- [Written exercise]:
Rewrite the records starting at the line containing "network-password-value: UDJDFGEJBL (467, 589, 548, 603)" and ending at the line containing "interface-language-label: Interface language", changing "Guardar" to "Save" and keeping everything else the same. Give back only those lines.

- [Provided entries]:
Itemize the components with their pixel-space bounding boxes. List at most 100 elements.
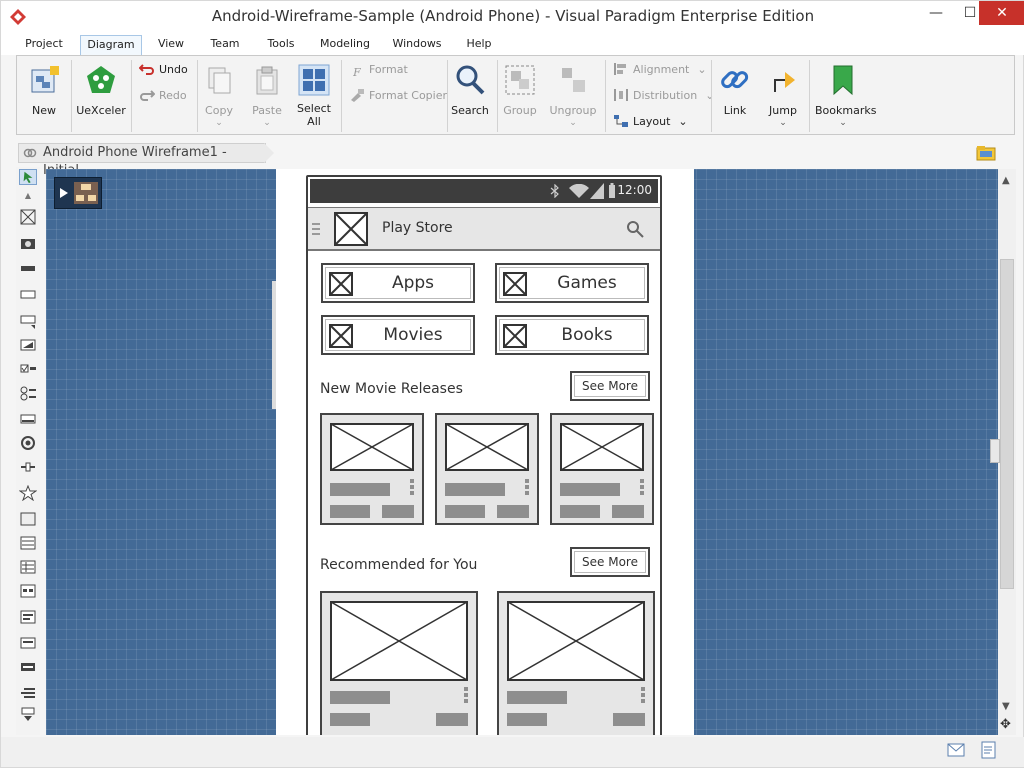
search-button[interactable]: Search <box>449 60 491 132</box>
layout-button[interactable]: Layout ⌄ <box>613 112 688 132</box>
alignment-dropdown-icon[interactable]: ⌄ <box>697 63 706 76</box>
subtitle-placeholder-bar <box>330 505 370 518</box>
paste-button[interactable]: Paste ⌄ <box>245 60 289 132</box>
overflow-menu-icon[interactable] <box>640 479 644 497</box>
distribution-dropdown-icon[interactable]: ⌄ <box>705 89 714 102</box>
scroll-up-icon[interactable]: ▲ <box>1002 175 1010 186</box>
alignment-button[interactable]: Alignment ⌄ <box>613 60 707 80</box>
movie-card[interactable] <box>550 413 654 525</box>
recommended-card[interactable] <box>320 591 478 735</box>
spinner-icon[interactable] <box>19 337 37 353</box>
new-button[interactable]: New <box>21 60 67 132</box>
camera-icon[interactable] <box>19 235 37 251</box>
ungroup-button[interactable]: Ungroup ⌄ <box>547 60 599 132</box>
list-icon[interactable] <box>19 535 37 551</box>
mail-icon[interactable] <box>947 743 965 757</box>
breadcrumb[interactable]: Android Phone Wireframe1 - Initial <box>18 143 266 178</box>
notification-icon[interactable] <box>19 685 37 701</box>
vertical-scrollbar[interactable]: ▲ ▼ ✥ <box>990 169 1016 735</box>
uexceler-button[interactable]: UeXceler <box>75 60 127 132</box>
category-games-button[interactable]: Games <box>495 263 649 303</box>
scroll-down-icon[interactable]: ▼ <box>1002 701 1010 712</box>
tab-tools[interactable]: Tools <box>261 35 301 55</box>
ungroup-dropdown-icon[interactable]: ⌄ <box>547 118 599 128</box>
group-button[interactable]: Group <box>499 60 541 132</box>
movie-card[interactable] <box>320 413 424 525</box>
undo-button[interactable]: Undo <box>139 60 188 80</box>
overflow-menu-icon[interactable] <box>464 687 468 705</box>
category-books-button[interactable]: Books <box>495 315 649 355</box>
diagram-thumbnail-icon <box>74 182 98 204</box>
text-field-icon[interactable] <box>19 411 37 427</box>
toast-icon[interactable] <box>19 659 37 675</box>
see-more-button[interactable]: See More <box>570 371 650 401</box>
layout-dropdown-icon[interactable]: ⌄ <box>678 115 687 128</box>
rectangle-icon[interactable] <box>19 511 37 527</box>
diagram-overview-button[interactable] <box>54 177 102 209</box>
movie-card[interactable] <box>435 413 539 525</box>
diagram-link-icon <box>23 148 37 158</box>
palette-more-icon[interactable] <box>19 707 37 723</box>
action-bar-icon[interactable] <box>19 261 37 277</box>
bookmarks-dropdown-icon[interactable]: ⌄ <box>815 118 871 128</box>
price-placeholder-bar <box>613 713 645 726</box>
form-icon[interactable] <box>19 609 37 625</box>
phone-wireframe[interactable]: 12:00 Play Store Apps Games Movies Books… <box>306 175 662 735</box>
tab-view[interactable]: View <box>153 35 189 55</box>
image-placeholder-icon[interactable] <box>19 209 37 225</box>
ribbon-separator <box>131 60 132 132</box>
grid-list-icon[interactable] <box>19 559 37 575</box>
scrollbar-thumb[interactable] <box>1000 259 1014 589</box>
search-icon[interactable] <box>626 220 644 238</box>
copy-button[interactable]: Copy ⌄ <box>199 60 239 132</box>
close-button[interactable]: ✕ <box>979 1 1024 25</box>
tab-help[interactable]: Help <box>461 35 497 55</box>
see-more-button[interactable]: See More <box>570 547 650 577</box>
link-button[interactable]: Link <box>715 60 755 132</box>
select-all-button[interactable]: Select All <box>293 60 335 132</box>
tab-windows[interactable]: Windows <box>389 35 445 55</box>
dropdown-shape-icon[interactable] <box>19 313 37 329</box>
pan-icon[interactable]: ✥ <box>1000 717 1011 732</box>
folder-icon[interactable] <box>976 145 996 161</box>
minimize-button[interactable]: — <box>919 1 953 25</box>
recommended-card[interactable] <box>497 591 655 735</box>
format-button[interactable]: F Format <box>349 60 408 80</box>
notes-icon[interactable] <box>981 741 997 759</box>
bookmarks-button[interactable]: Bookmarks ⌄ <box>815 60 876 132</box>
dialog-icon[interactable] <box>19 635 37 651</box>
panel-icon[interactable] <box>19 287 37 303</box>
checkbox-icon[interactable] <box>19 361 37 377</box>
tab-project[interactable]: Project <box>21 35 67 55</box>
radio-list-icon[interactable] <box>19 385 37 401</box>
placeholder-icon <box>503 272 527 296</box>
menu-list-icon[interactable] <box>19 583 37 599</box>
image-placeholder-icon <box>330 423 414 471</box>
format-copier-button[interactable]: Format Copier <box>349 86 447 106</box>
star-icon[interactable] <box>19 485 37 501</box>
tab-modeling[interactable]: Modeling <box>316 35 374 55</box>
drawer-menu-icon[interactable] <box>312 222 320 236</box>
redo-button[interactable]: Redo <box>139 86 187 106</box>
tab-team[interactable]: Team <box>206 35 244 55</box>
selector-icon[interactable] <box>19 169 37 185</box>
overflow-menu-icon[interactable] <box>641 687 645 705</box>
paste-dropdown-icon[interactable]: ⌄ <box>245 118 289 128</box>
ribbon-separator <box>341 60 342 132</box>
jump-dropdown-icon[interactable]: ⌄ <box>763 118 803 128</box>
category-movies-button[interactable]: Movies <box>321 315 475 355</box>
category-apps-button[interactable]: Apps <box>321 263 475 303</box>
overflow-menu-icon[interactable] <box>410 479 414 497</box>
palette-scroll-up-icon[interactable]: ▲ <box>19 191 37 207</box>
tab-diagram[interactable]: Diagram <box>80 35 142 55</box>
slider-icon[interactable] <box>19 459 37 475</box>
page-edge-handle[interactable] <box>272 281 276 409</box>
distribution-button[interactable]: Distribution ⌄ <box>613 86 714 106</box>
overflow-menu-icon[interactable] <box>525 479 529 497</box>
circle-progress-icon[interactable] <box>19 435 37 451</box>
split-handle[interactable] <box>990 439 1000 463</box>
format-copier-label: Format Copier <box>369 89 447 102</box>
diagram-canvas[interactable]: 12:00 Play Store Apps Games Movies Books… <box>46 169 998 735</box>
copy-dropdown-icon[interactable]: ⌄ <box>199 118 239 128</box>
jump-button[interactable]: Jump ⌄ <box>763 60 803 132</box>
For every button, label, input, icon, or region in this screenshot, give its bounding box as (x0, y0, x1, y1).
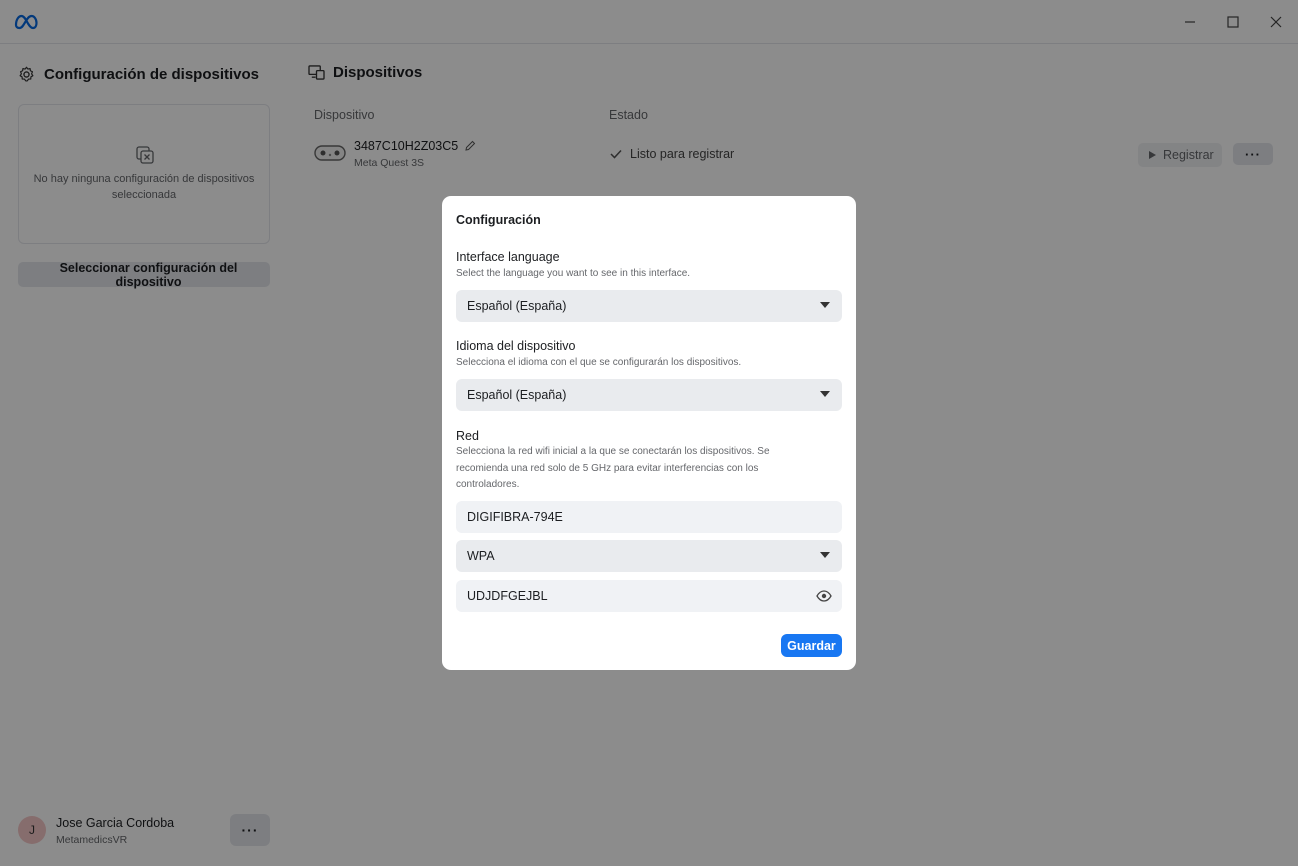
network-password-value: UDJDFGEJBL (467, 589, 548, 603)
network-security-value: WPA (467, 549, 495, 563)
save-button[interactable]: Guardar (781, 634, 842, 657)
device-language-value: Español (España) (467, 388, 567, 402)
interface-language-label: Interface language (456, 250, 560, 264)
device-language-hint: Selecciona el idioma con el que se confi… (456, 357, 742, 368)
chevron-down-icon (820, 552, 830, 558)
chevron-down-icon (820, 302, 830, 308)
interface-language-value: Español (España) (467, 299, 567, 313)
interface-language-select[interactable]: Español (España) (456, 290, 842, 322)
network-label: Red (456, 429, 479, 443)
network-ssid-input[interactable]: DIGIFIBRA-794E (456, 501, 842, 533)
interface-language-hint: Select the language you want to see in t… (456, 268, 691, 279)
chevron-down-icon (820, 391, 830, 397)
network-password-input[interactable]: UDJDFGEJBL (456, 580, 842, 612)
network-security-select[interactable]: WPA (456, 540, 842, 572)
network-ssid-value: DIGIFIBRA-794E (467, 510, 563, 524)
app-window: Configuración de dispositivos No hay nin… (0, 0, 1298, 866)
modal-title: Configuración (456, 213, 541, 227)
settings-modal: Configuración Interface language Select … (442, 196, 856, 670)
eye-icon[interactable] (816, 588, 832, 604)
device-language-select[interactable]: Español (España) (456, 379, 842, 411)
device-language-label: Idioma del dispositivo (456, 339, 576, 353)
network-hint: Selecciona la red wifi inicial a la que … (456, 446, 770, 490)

- [Answer to the task]:
network-password-value: UDJDFGEJBL (467, 589, 548, 603)
network-security-value: WPA (467, 549, 495, 563)
save-button[interactable]: Save (781, 634, 842, 657)
device-language-value: Español (España) (467, 388, 567, 402)
interface-language-label: Interface language (456, 250, 560, 264)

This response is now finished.